• [Goal] Filter the records below down to lines containing "сохранность".

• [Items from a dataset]
◆ ◆ ◆ ◆ ◆
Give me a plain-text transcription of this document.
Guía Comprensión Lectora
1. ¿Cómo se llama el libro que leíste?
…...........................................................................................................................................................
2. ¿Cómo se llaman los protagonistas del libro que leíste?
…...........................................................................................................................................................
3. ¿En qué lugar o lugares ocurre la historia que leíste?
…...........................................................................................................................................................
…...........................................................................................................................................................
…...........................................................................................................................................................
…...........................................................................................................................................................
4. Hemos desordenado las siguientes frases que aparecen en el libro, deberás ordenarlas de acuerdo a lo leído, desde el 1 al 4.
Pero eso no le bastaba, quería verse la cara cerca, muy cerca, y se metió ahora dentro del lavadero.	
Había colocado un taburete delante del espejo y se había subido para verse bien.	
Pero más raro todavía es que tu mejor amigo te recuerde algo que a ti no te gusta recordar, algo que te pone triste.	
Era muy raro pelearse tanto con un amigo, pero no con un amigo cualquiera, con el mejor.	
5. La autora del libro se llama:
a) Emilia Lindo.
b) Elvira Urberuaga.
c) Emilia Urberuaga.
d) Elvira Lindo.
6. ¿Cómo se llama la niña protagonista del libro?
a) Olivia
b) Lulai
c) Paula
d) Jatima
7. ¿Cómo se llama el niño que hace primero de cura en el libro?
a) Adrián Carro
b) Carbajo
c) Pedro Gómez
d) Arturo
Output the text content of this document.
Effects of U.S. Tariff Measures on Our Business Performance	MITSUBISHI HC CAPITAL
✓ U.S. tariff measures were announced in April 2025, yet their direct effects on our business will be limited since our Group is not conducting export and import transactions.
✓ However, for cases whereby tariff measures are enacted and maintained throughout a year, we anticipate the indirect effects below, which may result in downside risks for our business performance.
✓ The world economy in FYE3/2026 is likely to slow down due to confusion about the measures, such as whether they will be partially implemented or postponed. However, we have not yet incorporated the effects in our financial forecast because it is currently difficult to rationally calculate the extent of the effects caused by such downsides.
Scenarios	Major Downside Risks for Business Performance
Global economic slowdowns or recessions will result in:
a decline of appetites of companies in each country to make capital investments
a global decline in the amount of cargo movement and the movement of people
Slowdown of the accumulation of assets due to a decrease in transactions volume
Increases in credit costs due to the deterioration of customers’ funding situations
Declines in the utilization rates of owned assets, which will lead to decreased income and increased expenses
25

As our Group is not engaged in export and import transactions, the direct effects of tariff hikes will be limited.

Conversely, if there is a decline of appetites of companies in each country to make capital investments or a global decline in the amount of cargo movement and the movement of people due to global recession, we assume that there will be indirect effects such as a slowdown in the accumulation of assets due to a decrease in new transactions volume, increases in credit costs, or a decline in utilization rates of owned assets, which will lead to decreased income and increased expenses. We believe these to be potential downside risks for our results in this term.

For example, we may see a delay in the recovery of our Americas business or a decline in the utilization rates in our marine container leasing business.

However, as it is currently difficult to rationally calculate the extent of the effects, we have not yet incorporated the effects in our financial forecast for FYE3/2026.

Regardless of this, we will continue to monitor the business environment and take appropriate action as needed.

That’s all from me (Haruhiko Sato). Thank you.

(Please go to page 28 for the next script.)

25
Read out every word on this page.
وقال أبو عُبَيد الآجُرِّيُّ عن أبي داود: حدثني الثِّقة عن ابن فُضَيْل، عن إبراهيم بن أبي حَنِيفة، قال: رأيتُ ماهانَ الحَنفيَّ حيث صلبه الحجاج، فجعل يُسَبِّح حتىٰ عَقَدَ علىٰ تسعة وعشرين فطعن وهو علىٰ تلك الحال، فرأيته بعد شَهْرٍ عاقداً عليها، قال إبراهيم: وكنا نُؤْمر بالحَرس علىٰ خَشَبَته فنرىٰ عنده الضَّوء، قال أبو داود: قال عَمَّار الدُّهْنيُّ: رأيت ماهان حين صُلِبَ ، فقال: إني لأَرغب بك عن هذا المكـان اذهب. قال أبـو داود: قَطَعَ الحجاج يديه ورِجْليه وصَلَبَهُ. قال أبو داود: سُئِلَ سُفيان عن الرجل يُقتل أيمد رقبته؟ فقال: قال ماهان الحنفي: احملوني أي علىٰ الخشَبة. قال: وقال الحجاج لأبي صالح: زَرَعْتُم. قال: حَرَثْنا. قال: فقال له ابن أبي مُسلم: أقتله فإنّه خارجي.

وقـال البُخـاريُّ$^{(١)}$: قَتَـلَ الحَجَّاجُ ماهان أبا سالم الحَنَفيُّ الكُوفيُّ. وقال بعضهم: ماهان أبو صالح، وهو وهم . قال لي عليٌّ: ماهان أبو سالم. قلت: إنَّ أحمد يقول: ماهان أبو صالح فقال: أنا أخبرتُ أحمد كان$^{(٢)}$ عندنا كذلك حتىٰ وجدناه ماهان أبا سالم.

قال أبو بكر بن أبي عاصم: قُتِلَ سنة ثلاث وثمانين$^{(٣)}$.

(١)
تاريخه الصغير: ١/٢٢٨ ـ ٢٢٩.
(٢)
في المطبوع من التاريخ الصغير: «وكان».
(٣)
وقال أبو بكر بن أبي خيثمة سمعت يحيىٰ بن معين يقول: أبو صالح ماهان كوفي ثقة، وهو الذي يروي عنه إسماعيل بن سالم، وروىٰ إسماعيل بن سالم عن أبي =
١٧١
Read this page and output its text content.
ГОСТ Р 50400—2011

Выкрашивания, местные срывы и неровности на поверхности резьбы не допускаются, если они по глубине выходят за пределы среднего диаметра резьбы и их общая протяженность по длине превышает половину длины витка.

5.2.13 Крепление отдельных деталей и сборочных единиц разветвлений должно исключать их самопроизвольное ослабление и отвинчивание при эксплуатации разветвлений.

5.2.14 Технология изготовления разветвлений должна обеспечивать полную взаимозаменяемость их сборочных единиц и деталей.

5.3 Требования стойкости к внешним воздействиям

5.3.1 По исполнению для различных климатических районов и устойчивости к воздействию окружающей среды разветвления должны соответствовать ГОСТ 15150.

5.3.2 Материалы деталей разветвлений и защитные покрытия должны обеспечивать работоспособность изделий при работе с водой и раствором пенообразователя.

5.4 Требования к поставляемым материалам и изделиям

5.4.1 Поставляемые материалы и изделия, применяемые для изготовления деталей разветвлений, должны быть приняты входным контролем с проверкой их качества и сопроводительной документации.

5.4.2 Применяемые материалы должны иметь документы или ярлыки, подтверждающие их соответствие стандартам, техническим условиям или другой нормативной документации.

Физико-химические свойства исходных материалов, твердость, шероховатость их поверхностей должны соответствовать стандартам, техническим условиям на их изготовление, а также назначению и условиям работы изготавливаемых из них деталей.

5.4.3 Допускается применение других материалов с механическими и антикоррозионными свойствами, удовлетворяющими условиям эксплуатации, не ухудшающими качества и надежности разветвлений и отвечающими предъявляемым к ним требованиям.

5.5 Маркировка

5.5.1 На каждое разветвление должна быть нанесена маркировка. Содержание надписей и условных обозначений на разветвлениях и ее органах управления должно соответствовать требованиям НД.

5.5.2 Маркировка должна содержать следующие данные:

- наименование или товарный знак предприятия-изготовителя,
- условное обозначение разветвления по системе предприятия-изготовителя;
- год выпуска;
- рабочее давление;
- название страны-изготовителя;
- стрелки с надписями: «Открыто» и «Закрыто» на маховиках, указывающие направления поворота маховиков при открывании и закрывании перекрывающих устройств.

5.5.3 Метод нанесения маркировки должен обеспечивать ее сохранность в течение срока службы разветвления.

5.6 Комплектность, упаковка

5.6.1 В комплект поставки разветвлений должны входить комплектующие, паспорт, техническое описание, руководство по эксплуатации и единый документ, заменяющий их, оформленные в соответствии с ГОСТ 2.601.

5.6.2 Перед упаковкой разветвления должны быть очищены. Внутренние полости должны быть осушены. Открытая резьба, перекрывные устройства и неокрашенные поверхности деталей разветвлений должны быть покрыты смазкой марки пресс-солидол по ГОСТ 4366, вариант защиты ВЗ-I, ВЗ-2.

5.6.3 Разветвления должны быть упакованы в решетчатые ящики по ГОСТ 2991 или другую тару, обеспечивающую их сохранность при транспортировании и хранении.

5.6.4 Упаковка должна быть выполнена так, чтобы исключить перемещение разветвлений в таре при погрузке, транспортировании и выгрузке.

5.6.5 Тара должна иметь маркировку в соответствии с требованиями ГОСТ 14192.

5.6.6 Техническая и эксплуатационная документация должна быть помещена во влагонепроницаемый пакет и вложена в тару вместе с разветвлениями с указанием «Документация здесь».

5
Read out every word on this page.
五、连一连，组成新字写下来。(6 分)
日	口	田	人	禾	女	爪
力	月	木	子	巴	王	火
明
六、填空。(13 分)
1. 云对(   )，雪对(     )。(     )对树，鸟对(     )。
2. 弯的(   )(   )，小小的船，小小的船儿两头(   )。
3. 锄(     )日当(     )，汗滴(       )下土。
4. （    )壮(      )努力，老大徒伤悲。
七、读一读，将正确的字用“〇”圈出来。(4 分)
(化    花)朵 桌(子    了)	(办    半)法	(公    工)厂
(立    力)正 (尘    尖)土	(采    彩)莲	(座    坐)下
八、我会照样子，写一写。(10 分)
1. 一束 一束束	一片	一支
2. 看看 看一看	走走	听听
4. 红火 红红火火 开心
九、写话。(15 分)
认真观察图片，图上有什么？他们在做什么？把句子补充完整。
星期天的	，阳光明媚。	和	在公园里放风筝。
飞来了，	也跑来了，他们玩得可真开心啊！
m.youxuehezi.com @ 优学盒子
◆ ◆ ◆ ◆ ◆
• [Full output]
5.5.3 Метод нанесения маркировки должен обеспечивать ее сохранность в течение срока службы разветвления.
5.6.3 Разветвления должны быть упакованы в решетчатые ящики по ГОСТ 2991 или другую тару, обеспечивающую их сохранность при транспортировании и хранении.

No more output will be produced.